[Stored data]

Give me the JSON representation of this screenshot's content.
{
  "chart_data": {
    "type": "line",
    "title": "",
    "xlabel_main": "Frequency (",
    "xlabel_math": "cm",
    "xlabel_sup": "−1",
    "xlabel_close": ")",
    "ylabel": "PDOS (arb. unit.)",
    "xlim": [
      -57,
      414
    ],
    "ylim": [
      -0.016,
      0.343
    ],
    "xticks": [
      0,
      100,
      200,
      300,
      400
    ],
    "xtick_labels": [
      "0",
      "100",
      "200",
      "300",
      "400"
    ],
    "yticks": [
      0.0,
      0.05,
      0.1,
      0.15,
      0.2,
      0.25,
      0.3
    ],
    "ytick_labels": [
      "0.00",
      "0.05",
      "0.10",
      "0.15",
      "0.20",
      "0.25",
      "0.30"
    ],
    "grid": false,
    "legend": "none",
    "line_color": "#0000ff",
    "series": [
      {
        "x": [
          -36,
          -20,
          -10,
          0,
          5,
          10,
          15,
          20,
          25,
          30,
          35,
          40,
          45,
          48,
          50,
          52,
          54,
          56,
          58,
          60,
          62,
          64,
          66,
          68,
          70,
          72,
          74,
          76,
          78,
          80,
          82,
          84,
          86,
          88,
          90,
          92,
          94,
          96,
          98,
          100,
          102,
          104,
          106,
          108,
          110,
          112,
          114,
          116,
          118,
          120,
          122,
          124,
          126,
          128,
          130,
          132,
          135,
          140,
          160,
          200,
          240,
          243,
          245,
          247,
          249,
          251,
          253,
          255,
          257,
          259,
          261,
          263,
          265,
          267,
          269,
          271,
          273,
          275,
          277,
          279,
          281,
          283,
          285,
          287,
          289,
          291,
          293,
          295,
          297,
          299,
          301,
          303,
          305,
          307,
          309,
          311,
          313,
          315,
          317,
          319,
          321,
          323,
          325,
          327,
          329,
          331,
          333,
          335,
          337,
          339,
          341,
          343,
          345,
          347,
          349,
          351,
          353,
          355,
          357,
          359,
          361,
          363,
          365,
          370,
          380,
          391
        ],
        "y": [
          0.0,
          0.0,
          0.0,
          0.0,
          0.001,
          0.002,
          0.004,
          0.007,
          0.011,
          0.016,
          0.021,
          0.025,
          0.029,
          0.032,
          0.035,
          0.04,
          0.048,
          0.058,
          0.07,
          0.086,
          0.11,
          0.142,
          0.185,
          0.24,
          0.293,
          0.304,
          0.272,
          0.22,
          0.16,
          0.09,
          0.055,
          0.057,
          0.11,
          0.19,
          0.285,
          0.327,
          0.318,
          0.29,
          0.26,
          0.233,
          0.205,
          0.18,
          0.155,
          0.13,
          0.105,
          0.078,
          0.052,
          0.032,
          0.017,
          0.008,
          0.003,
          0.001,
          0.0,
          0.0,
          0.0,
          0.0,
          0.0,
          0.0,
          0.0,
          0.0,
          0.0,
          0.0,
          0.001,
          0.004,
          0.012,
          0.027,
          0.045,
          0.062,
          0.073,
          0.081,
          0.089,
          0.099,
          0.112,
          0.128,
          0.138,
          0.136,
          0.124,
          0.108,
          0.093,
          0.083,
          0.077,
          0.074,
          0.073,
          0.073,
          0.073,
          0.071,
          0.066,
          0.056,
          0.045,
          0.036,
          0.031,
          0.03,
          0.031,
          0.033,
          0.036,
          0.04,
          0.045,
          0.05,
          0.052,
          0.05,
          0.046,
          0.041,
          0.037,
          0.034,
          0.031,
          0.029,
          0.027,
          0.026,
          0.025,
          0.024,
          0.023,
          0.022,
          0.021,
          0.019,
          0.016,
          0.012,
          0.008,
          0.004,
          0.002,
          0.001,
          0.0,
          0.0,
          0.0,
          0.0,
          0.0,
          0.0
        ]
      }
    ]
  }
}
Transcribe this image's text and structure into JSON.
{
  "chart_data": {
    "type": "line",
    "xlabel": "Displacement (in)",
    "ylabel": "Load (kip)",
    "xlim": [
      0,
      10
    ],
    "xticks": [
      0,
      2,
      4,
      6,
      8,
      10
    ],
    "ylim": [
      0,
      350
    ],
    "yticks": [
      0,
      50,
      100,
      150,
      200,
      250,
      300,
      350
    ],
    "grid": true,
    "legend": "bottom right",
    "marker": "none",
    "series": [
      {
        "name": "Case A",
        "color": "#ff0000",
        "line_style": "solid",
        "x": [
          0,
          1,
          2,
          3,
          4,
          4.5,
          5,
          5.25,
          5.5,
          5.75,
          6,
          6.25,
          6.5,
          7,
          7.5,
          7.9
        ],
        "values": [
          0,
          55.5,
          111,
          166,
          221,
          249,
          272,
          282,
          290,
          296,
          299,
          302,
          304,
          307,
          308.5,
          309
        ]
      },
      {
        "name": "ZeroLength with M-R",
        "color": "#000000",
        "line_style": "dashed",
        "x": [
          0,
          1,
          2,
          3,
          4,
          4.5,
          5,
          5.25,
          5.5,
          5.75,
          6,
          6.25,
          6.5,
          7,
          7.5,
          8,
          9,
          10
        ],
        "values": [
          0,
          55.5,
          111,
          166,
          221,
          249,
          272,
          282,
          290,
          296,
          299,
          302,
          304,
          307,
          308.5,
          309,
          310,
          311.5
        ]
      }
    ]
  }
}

:: INSTRUCTIONS TO FOLLOW ::
Retype the whole listing above exactly.

:: REPLY ::
Give me the JSON representation of this screenshot's content.
{
  "chart_data": {
    "type": "line",
    "title": "",
    "xlabel_main": "Frequency (",
    "xlabel_math": "cm",
    "xlabel_sup": "−1",
    "xlabel_close": ")",
    "ylabel": "PDOS (arb. unit.)",
    "xlim": [
      -57,
      414
    ],
    "ylim": [
      -0.016,
      0.343
    ],
    "xticks": [
      0,
      100,
      200,
      300,
      400
    ],
    "xtick_labels": [
      "0",
      "100",
      "200",
      "300",
      "400"
    ],
    "yticks": [
      0.0,
      0.05,
      0.1,
      0.15,
      0.2,
      0.25,
      0.3
    ],
    "ytick_labels": [
      "0.00",
      "0.05",
      "0.10",
      "0.15",
      "0.20",
      "0.25",
      "0.30"
    ],
    "grid": false,
    "legend": "none",
    "line_color": "#0000ff",
    "series": [
      {
        "x": [
          -36,
          -20,
          -10,
          0,
          5,
          10,
          15,
          20,
          25,
          30,
          35,
          40,
          45,
          48,
          50,
          52,
          54,
          56,
          58,
          60,
          62,
          64,
          66,
          68,
          70,
          72,
          74,
          76,
          78,
          80,
          82,
          84,
          86,
          88,
          90,
          92,
          94,
          96,
          98,
          100,
          102,
          104,
          106,
          108,
          110,
          112,
          114,
          116,
          118,
          120,
          122,
          124,
          126,
          128,
          130,
          132,
          135,
          140,
          160,
          200,
          240,
          243,
          245,
          247,
          249,
          251,
          253,
          255,
          257,
          259,
          261,
          263,
          265,
          267,
          269,
          271,
          273,
          275,
          277,
          279,
          281,
          283,
          285,
          287,
          289,
          291,
          293,
          295,
          297,
          299,
          301,
          303,
          305,
          307,
          309,
          311,
          313,
          315,
          317,
          319,
          321,
          323,
          325,
          327,
          329,
          331,
          333,
          335,
          337,
          339,
          341,
          343,
          345,
          347,
          349,
          351,
          353,
          355,
          357,
          359,
          361,
          363,
          365,
          370,
          380,
          391
        ],
        "y": [
          0.0,
          0.0,
          0.0,
          0.0,
          0.001,
          0.002,
          0.004,
          0.007,
          0.011,
          0.016,
          0.021,
          0.025,
          0.029,
          0.032,
          0.035,
          0.04,
          0.048,
          0.058,
          0.07,
          0.086,
          0.11,
          0.142,
          0.185,
          0.24,
          0.293,
          0.304,
          0.272,
          0.22,
          0.16,
          0.09,
          0.055,
          0.057,
          0.11,
          0.19,
          0.285,
          0.327,
          0.318,
          0.29,
          0.26,
          0.233,
          0.205,
          0.18,
          0.155,
          0.13,
          0.105,
          0.078,
          0.052,
          0.032,
          0.017,
          0.008,
          0.003,
          0.001,
          0.0,
          0.0,
          0.0,
          0.0,
          0.0,
          0.0,
          0.0,
          0.0,
          0.0,
          0.0,
          0.001,
          0.004,
          0.012,
          0.027,
          0.045,
          0.062,
          0.073,
          0.081,
          0.089,
          0.099,
          0.112,
          0.128,
          0.138,
          0.136,
          0.124,
          0.108,
          0.093,
          0.083,
          0.077,
          0.074,
          0.073,
          0.073,
          0.073,
          0.071,
          0.066,
          0.056,
          0.045,
          0.036,
          0.031,
          0.03,
          0.031,
          0.033,
          0.036,
          0.04,
          0.045,
          0.05,
          0.052,
          0.05,
          0.046,
          0.041,
          0.037,
          0.034,
          0.031,
          0.029,
          0.027,
          0.026,
          0.025,
          0.024,
          0.023,
          0.022,
          0.021,
          0.019,
          0.016,
          0.012,
          0.008,
          0.004,
          0.002,
          0.001,
          0.0,
          0.0,
          0.0,
          0.0,
          0.0,
          0.0
        ]
      }
    ]
  }
}
Transcribe this image's text and structure into JSON.
{
  "chart_data": {
    "type": "line",
    "xlabel": "Displacement (in)",
    "ylabel": "Load (kip)",
    "xlim": [
      0,
      10
    ],
    "xticks": [
      0,
      2,
      4,
      6,
      8,
      10
    ],
    "ylim": [
      0,
      350
    ],
    "yticks": [
      0,
      50,
      100,
      150,
      200,
      250,
      300,
      350
    ],
    "grid": true,
    "legend": "bottom right",
    "marker": "none",
    "series": [
      {
        "name": "Case A",
        "color": "#ff0000",
        "line_style": "solid",
        "x": [
          0,
          1,
          2,
          3,
          4,
          4.5,
          5,
          5.25,
          5.5,
          5.75,
          6,
          6.25,
          6.5,
          7,
          7.5,
          7.9
        ],
        "values": [
          0,
          55.5,
          111,
          166,
          221,
          249,
          272,
          282,
          290,
          296,
          299,
          302,
          304,
          307,
          308.5,
          309
        ]
      },
      {
        "name": "ZeroLength with M-R",
        "color": "#000000",
        "line_style": "dashed",
        "x": [
          0,
          1,
          2,
          3,
          4,
          4.5,
          5,
          5.25,
          5.5,
          5.75,
          6,
          6.25,
          6.5,
          7,
          7.5,
          8,
          9,
          10
        ],
        "values": [
          0,
          55.5,
          111,
          166,
          221,
          249,
          272,
          282,
          290,
          296,
          299,
          302,
          304,
          307,
          308.5,
          309,
          310,
          311.5
        ]
      }
    ]
  }
}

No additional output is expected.